# TASK STATEMENT:
Gather up every line that includes the string "ordering".

Saved entries:
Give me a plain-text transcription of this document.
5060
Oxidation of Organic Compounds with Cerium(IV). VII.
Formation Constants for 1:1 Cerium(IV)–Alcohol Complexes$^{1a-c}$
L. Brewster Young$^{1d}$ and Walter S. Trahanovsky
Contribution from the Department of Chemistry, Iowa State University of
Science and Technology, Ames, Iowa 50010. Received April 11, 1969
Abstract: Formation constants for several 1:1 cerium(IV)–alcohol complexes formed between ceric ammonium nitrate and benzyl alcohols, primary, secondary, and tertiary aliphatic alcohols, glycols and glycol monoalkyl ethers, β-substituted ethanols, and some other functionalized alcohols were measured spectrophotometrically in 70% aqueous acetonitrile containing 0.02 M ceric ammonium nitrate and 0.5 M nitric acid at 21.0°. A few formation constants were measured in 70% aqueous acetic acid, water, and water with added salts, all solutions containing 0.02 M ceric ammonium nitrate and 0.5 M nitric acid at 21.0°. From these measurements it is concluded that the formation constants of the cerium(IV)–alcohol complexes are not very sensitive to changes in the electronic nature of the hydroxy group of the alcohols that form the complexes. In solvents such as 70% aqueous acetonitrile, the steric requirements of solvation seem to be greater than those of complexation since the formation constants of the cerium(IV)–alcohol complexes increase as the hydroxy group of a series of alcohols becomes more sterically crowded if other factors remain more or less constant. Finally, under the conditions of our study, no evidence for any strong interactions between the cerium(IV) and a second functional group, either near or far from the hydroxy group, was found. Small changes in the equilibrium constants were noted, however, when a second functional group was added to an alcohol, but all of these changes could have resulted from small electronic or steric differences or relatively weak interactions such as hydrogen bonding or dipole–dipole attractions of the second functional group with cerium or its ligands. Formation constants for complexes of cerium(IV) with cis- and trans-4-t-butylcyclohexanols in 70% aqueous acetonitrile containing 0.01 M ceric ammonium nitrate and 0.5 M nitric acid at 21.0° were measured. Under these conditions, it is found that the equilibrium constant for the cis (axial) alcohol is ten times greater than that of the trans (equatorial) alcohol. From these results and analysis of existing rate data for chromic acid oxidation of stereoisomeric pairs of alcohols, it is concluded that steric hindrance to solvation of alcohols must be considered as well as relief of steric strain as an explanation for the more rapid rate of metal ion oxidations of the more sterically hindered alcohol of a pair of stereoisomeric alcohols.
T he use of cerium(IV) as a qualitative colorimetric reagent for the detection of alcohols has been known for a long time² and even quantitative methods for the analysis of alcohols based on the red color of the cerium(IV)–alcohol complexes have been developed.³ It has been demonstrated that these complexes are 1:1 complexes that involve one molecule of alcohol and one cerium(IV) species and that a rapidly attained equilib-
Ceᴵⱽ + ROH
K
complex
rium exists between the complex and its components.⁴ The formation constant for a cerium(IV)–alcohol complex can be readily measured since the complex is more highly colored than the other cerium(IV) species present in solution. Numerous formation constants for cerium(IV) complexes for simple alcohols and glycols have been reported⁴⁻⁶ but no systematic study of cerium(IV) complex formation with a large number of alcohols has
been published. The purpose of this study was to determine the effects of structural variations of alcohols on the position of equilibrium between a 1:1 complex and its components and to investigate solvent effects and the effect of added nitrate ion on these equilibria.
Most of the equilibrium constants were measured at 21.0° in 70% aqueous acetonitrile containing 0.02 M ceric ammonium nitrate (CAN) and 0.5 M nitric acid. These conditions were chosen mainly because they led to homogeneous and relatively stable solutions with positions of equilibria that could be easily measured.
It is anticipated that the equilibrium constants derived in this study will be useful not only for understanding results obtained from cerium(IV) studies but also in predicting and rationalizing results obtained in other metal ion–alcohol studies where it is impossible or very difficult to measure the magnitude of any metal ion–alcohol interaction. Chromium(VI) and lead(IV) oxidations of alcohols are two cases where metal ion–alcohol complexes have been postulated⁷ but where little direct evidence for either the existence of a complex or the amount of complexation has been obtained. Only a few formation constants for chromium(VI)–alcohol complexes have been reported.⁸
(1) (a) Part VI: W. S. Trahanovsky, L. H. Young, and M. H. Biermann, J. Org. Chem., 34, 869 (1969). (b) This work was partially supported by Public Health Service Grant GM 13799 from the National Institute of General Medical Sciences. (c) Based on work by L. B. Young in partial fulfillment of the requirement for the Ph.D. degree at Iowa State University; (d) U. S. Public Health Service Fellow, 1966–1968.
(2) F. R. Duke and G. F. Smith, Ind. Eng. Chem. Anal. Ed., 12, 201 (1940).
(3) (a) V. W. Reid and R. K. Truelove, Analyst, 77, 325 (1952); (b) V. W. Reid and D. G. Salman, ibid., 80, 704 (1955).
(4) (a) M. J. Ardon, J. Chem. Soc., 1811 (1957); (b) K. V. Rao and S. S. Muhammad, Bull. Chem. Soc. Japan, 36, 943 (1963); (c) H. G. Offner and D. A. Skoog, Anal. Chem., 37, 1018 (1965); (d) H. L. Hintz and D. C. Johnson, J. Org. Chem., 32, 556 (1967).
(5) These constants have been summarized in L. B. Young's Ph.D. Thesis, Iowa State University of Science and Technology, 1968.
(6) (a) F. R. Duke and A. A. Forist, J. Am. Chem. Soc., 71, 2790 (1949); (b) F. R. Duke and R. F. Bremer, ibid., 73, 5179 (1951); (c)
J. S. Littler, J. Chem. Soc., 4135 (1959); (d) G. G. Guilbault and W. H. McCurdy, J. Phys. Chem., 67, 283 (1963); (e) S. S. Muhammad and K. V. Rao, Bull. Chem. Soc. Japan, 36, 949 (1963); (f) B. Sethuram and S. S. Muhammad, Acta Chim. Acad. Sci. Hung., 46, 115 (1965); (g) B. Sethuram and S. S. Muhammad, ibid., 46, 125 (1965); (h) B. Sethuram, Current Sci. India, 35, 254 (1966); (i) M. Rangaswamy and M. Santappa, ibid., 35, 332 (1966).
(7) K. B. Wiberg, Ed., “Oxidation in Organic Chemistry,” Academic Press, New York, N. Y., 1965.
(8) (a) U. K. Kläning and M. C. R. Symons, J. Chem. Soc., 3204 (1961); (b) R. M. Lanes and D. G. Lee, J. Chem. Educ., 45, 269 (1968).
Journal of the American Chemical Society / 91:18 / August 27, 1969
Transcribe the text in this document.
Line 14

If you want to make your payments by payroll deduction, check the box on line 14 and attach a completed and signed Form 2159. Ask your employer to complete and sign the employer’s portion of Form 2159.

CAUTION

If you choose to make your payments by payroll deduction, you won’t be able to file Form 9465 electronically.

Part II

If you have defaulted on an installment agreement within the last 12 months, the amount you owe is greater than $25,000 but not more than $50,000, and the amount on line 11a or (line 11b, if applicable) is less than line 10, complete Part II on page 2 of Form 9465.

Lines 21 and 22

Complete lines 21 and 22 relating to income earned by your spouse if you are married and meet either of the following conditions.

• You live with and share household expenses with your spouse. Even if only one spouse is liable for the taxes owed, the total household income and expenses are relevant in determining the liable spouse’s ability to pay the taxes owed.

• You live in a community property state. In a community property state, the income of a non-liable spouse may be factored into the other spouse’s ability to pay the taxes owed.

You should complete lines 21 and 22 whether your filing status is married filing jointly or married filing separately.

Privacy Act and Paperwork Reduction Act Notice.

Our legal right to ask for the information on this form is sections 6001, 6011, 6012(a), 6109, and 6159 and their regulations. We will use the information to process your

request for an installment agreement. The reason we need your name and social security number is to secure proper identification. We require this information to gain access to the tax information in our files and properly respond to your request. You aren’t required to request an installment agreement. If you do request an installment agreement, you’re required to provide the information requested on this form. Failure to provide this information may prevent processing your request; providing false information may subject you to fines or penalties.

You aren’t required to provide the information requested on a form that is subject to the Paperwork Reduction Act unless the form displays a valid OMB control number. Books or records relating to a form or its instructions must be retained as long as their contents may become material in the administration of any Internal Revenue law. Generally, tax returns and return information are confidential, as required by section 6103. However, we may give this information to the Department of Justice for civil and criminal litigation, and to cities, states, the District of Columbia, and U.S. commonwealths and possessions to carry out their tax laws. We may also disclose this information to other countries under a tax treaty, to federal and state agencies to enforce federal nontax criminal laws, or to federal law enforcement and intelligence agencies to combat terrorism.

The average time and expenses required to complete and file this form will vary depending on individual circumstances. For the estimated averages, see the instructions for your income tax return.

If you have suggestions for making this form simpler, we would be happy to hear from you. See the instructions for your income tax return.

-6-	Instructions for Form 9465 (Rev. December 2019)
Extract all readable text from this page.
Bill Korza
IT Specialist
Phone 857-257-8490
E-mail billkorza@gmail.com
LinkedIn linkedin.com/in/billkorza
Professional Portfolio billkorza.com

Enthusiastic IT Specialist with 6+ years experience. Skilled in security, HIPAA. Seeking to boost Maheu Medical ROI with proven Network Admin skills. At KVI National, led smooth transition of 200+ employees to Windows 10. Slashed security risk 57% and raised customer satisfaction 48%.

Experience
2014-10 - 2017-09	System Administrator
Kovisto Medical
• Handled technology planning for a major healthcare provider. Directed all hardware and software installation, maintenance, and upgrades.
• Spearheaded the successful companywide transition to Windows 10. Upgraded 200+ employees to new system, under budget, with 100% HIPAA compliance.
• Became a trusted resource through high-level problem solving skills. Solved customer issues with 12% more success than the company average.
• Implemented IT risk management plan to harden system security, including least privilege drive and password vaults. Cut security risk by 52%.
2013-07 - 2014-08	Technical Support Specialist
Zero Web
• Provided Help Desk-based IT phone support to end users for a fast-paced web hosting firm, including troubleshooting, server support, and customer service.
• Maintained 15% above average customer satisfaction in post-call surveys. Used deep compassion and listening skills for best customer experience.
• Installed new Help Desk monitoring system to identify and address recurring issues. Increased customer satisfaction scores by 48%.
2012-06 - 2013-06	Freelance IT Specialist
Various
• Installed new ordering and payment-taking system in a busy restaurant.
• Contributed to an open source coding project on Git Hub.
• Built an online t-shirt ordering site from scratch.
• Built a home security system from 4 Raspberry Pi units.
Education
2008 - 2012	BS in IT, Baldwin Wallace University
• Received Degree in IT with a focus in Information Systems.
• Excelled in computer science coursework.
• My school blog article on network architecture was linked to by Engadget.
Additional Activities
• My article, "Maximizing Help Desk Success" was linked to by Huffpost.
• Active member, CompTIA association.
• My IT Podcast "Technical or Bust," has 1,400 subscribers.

# ANSWER:
• Installed new ordering and payment-taking system in a busy restaurant.
• Built an online t-shirt ordering site from scratch.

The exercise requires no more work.